• _Stated problem_
From the listing below, pull out all lines with "Build" in them.

Dataset excerpts:
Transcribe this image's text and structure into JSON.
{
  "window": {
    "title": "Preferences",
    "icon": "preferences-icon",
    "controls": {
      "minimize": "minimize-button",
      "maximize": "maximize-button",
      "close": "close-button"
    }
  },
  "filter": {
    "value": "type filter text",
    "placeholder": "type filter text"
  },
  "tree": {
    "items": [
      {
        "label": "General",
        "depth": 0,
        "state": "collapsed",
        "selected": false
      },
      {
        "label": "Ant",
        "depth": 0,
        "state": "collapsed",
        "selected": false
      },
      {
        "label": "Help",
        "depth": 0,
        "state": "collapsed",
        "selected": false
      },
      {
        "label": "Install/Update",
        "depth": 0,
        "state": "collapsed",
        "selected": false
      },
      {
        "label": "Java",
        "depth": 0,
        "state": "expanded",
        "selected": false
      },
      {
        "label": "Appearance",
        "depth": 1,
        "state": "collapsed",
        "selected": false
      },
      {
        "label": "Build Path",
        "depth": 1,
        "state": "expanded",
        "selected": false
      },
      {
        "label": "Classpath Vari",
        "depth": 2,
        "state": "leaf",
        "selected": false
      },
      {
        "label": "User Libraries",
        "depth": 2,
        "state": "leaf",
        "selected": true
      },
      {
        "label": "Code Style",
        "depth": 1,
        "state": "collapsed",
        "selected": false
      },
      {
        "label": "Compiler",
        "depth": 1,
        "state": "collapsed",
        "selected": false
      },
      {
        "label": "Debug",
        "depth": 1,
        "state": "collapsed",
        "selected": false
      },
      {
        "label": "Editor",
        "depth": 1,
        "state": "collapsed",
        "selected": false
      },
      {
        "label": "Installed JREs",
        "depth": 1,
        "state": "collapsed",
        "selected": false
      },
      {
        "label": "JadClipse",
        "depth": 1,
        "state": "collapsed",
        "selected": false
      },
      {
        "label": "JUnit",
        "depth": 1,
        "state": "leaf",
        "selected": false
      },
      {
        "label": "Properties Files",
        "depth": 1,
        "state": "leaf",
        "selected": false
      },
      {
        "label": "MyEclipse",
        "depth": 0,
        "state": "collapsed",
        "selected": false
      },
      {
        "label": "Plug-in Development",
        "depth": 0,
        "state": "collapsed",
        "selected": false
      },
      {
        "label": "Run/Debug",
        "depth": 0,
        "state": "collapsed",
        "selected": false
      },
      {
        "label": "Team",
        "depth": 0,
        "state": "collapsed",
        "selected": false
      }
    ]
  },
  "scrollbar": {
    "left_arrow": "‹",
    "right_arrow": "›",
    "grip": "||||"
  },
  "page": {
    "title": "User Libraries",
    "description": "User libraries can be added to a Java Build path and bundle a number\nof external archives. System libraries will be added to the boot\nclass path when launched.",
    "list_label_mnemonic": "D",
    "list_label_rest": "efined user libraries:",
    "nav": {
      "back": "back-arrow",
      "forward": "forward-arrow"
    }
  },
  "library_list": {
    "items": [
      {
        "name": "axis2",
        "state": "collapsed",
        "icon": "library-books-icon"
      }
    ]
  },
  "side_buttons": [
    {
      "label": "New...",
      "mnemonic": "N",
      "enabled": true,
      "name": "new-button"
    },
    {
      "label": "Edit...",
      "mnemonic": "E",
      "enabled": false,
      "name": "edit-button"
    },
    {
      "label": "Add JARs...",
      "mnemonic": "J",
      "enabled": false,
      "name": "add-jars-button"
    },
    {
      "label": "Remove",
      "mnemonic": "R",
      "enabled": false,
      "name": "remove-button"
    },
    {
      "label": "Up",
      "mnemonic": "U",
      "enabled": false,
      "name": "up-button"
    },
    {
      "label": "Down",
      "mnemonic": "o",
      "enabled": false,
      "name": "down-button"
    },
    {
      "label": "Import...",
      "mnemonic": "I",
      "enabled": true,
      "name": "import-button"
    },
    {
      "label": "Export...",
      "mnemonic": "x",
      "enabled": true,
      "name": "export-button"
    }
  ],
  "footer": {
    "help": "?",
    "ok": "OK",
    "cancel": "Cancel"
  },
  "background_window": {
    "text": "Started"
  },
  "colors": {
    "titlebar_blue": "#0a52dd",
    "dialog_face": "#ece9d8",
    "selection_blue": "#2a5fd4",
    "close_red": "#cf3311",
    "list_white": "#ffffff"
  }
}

• _Answer for the task_
        "label": "Build Path",
    "description": "User libraries can be added to a Java Build path and bundle a number\nof external archives. System libraries will be added to the boot\nclass path when launched.",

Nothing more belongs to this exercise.